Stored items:
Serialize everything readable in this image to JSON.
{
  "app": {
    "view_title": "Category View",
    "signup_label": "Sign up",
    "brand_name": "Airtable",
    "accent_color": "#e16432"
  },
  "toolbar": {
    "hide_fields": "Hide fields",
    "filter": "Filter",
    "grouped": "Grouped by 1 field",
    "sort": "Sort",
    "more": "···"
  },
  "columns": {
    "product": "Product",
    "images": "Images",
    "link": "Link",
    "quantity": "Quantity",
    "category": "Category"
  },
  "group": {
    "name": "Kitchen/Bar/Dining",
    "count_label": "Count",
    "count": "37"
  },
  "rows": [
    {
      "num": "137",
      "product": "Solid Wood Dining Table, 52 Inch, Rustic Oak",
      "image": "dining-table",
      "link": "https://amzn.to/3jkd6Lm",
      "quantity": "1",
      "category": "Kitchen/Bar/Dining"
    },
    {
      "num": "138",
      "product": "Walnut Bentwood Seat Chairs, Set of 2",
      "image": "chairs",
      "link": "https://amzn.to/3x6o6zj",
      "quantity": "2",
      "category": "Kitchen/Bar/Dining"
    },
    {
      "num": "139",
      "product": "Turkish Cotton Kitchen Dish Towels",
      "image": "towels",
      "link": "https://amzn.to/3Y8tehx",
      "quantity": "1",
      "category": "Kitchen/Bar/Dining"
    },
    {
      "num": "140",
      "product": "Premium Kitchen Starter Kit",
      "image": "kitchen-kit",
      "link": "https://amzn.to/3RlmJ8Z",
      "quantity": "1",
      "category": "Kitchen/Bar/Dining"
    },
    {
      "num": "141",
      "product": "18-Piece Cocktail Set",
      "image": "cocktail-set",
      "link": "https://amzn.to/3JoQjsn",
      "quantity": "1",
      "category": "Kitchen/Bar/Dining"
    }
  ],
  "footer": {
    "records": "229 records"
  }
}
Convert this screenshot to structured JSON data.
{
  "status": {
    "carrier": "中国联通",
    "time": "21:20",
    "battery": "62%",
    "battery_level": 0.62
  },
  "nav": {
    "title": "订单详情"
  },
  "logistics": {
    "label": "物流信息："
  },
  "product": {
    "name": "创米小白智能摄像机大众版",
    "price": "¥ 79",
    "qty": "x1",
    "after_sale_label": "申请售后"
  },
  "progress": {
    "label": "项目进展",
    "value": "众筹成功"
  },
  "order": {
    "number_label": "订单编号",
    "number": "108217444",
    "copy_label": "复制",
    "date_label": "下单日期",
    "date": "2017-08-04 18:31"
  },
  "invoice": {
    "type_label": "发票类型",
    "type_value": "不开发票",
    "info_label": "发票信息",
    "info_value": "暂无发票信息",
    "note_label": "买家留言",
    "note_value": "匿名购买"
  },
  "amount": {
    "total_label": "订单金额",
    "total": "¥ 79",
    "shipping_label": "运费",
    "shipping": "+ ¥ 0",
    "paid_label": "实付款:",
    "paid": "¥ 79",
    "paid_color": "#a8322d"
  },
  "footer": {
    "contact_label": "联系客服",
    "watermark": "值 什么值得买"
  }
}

Problem. Output the records above in their entirety, exactly.

Response.
Serialize everything readable in this image to JSON.
{
  "app": {
    "view_title": "Category View",
    "signup_label": "Sign up",
    "brand_name": "Airtable",
    "accent_color": "#e16432"
  },
  "toolbar": {
    "hide_fields": "Hide fields",
    "filter": "Filter",
    "grouped": "Grouped by 1 field",
    "sort": "Sort",
    "more": "···"
  },
  "columns": {
    "product": "Product",
    "images": "Images",
    "link": "Link",
    "quantity": "Quantity",
    "category": "Category"
  },
  "group": {
    "name": "Kitchen/Bar/Dining",
    "count_label": "Count",
    "count": "37"
  },
  "rows": [
    {
      "num": "137",
      "product": "Solid Wood Dining Table, 52 Inch, Rustic Oak",
      "image": "dining-table",
      "link": "https://amzn.to/3jkd6Lm",
      "quantity": "1",
      "category": "Kitchen/Bar/Dining"
    },
    {
      "num": "138",
      "product": "Walnut Bentwood Seat Chairs, Set of 2",
      "image": "chairs",
      "link": "https://amzn.to/3x6o6zj",
      "quantity": "2",
      "category": "Kitchen/Bar/Dining"
    },
    {
      "num": "139",
      "product": "Turkish Cotton Kitchen Dish Towels",
      "image": "towels",
      "link": "https://amzn.to/3Y8tehx",
      "quantity": "1",
      "category": "Kitchen/Bar/Dining"
    },
    {
      "num": "140",
      "product": "Premium Kitchen Starter Kit",
      "image": "kitchen-kit",
      "link": "https://amzn.to/3RlmJ8Z",
      "quantity": "1",
      "category": "Kitchen/Bar/Dining"
    },
    {
      "num": "141",
      "product": "18-Piece Cocktail Set",
      "image": "cocktail-set",
      "link": "https://amzn.to/3JoQjsn",
      "quantity": "1",
      "category": "Kitchen/Bar/Dining"
    }
  ],
  "footer": {
    "records": "229 records"
  }
}
Convert this screenshot to structured JSON data.
{
  "status": {
    "carrier": "中国联通",
    "time": "21:20",
    "battery": "62%",
    "battery_level": 0.62
  },
  "nav": {
    "title": "订单详情"
  },
  "logistics": {
    "label": "物流信息："
  },
  "product": {
    "name": "创米小白智能摄像机大众版",
    "price": "¥ 79",
    "qty": "x1",
    "after_sale_label": "申请售后"
  },
  "progress": {
    "label": "项目进展",
    "value": "众筹成功"
  },
  "order": {
    "number_label": "订单编号",
    "number": "108217444",
    "copy_label": "复制",
    "date_label": "下单日期",
    "date": "2017-08-04 18:31"
  },
  "invoice": {
    "type_label": "发票类型",
    "type_value": "不开发票",
    "info_label": "发票信息",
    "info_value": "暂无发票信息",
    "note_label": "买家留言",
    "note_value": "匿名购买"
  },
  "amount": {
    "total_label": "订单金额",
    "total": "¥ 79",
    "shipping_label": "运费",
    "shipping": "+ ¥ 0",
    "paid_label": "实付款:",
    "paid": "¥ 79",
    "paid_color": "#a8322d"
  },
  "footer": {
    "contact_label": "联系客服",
    "watermark": "值 什么值得买"
  }
}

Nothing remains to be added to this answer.